- A tarefa: Transcreva a listagem abaixo linha por linha, sem nenhuma alteração.

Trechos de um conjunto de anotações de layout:
--- --- ---
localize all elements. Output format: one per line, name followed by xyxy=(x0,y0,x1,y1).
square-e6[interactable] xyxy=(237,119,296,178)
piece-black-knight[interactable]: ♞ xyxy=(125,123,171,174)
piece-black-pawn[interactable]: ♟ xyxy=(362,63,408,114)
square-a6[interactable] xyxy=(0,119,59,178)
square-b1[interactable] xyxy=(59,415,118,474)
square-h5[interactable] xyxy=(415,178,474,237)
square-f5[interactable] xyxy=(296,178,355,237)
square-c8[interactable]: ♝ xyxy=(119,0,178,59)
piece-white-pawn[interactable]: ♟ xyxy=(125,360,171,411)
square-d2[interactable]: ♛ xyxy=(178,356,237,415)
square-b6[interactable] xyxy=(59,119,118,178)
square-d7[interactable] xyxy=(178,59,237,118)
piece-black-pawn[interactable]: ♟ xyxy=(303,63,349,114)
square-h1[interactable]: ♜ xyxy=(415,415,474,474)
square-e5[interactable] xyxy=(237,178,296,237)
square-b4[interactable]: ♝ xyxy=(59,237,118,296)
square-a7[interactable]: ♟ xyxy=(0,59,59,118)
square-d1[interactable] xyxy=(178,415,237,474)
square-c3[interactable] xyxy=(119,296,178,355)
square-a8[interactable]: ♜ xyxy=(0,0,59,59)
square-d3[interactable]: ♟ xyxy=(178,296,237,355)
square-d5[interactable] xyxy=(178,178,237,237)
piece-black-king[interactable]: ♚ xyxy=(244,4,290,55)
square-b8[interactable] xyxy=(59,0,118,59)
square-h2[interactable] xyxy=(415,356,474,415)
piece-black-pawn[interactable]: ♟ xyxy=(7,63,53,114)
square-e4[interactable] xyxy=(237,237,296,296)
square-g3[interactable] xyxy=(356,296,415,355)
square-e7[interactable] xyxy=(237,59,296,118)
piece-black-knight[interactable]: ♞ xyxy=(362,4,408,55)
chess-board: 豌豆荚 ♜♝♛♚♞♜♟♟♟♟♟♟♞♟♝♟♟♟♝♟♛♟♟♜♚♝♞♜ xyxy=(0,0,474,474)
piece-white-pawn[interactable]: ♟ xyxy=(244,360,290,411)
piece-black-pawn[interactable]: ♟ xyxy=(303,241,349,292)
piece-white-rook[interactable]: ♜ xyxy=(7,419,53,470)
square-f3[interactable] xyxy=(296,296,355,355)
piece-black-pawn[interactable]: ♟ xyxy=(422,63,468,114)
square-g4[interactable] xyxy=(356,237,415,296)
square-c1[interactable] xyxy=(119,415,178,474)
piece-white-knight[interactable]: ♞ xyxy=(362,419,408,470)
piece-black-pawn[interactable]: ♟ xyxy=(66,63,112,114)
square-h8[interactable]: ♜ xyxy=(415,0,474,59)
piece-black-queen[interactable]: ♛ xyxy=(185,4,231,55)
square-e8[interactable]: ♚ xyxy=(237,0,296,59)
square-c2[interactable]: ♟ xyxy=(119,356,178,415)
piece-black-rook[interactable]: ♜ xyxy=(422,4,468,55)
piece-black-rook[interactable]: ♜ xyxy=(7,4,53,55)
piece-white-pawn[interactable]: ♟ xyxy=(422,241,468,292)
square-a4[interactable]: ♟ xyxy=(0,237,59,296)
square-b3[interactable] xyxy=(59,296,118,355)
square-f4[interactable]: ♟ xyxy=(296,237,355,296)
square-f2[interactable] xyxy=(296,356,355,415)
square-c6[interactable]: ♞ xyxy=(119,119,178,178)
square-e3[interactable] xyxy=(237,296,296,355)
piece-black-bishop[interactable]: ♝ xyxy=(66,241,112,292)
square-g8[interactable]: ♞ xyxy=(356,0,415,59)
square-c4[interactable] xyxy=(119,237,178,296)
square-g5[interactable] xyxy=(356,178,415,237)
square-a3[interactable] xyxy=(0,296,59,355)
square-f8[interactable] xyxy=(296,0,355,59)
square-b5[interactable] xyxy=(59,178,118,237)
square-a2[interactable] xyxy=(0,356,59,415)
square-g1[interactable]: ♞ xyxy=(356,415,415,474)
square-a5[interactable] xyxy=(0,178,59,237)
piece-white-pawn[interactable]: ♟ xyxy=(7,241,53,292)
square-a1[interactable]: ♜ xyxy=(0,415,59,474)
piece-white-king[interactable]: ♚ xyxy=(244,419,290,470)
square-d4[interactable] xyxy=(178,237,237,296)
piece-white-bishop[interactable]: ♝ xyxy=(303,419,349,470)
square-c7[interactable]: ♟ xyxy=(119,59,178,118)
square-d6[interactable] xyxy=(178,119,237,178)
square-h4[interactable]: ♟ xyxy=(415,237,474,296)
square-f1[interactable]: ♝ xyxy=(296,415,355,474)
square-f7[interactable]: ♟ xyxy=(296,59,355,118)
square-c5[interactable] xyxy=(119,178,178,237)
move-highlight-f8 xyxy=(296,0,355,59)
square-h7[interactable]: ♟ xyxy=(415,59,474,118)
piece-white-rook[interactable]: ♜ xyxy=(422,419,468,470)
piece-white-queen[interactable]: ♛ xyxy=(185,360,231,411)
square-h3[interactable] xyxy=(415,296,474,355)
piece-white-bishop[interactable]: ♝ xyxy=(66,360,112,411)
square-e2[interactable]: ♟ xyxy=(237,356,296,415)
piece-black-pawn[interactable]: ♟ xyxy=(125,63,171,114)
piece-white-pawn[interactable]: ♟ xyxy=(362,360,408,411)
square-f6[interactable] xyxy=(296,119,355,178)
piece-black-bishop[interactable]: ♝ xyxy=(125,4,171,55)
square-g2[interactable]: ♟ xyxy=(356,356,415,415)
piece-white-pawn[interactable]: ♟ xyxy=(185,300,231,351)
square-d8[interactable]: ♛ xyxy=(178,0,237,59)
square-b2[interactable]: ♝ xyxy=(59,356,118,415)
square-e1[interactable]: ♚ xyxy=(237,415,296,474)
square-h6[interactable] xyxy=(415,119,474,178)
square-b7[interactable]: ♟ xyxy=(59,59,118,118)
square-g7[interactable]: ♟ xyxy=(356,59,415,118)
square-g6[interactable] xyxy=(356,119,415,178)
--- --- ---
- Resposta escrita:
localize all elements. Output format: one per line, name followed by xyxy=(x0,y0,x1,y1).
square-e6[interactable] xyxy=(237,119,296,178)
piece-black-knight[interactable]: ♞ xyxy=(125,123,171,174)
piece-black-pawn[interactable]: ♟ xyxy=(362,63,408,114)
square-a6[interactable] xyxy=(0,119,59,178)
square-b1[interactable] xyxy=(59,415,118,474)
square-h5[interactable] xyxy=(415,178,474,237)
square-f5[interactable] xyxy=(296,178,355,237)
square-c8[interactable]: ♝ xyxy=(119,0,178,59)
piece-white-pawn[interactable]: ♟ xyxy=(125,360,171,411)
square-d2[interactable]: ♛ xyxy=(178,356,237,415)
square-b6[interactable] xyxy=(59,119,118,178)
square-d7[interactable] xyxy=(178,59,237,118)
piece-black-pawn[interactable]: ♟ xyxy=(303,63,349,114)
square-h1[interactable]: ♜ xyxy=(415,415,474,474)
square-e5[interactable] xyxy=(237,178,296,237)
square-b4[interactable]: ♝ xyxy=(59,237,118,296)
square-a7[interactable]: ♟ xyxy=(0,59,59,118)
square-d1[interactable] xyxy=(178,415,237,474)
square-c3[interactable] xyxy=(119,296,178,355)
square-a8[interactable]: ♜ xyxy=(0,0,59,59)
square-d3[interactable]: ♟ xyxy=(178,296,237,355)
square-d5[interactable] xyxy=(178,178,237,237)
piece-black-king[interactable]: ♚ xyxy=(244,4,290,55)
square-b8[interactable] xyxy=(59,0,118,59)
square-h2[interactable] xyxy=(415,356,474,415)
piece-black-pawn[interactable]: ♟ xyxy=(7,63,53,114)
square-e4[interactable] xyxy=(237,237,296,296)
square-g3[interactable] xyxy=(356,296,415,355)
square-e7[interactable] xyxy=(237,59,296,118)
piece-black-knight[interactable]: ♞ xyxy=(362,4,408,55)
chess-board: 豌豆荚 ♜♝♛♚♞♜♟♟♟♟♟♟♞♟♝♟♟♟♝♟♛♟♟♜♚♝♞♜ xyxy=(0,0,474,474)
piece-white-pawn[interactable]: ♟ xyxy=(244,360,290,411)
piece-black-pawn[interactable]: ♟ xyxy=(303,241,349,292)
piece-white-rook[interactable]: ♜ xyxy=(7,419,53,470)
square-f3[interactable] xyxy=(296,296,355,355)
piece-black-pawn[interactable]: ♟ xyxy=(422,63,468,114)
square-g4[interactable] xyxy=(356,237,415,296)
square-c1[interactable] xyxy=(119,415,178,474)
piece-white-knight[interactable]: ♞ xyxy=(362,419,408,470)
piece-black-pawn[interactable]: ♟ xyxy=(66,63,112,114)
square-h8[interactable]: ♜ xyxy=(415,0,474,59)
piece-black-queen[interactable]: ♛ xyxy=(185,4,231,55)
square-e8[interactable]: ♚ xyxy=(237,0,296,59)
square-c2[interactable]: ♟ xyxy=(119,356,178,415)
piece-black-rook[interactable]: ♜ xyxy=(422,4,468,55)
piece-black-rook[interactable]: ♜ xyxy=(7,4,53,55)
piece-white-pawn[interactable]: ♟ xyxy=(422,241,468,292)
square-a4[interactable]: ♟ xyxy=(0,237,59,296)
square-b3[interactable] xyxy=(59,296,118,355)
square-f4[interactable]: ♟ xyxy=(296,237,355,296)
square-f2[interactable] xyxy=(296,356,355,415)
square-c6[interactable]: ♞ xyxy=(119,119,178,178)
square-e3[interactable] xyxy=(237,296,296,355)
piece-black-bishop[interactable]: ♝ xyxy=(66,241,112,292)
square-g8[interactable]: ♞ xyxy=(356,0,415,59)
square-c4[interactable] xyxy=(119,237,178,296)
square-g5[interactable] xyxy=(356,178,415,237)
square-a3[interactable] xyxy=(0,296,59,355)
square-f8[interactable] xyxy=(296,0,355,59)
square-b5[interactable] xyxy=(59,178,118,237)
square-a2[interactable] xyxy=(0,356,59,415)
square-g1[interactable]: ♞ xyxy=(356,415,415,474)
square-a5[interactable] xyxy=(0,178,59,237)
piece-white-pawn[interactable]: ♟ xyxy=(7,241,53,292)
square-a1[interactable]: ♜ xyxy=(0,415,59,474)
piece-white-king[interactable]: ♚ xyxy=(244,419,290,470)
square-d4[interactable] xyxy=(178,237,237,296)
piece-white-bishop[interactable]: ♝ xyxy=(303,419,349,470)
square-c7[interactable]: ♟ xyxy=(119,59,178,118)
square-d6[interactable] xyxy=(178,119,237,178)
square-h4[interactable]: ♟ xyxy=(415,237,474,296)
square-f1[interactable]: ♝ xyxy=(296,415,355,474)
square-f7[interactable]: ♟ xyxy=(296,59,355,118)
square-c5[interactable] xyxy=(119,178,178,237)
move-highlight-f8 xyxy=(296,0,355,59)
square-h7[interactable]: ♟ xyxy=(415,59,474,118)
piece-white-rook[interactable]: ♜ xyxy=(422,419,468,470)
piece-white-queen[interactable]: ♛ xyxy=(185,360,231,411)
square-h3[interactable] xyxy=(415,296,474,355)
piece-white-bishop[interactable]: ♝ xyxy=(66,360,112,411)
square-e2[interactable]: ♟ xyxy=(237,356,296,415)
piece-black-pawn[interactable]: ♟ xyxy=(125,63,171,114)
piece-white-pawn[interactable]: ♟ xyxy=(362,360,408,411)
square-f6[interactable] xyxy=(296,119,355,178)
piece-black-bishop[interactable]: ♝ xyxy=(125,4,171,55)
square-g2[interactable]: ♟ xyxy=(356,356,415,415)
piece-white-pawn[interactable]: ♟ xyxy=(185,300,231,351)
square-d8[interactable]: ♛ xyxy=(178,0,237,59)
square-b2[interactable]: ♝ xyxy=(59,356,118,415)
square-e1[interactable]: ♚ xyxy=(237,415,296,474)
square-h6[interactable] xyxy=(415,119,474,178)
square-b7[interactable]: ♟ xyxy=(59,59,118,118)
square-g7[interactable]: ♟ xyxy=(356,59,415,118)
square-g6[interactable] xyxy=(356,119,415,178)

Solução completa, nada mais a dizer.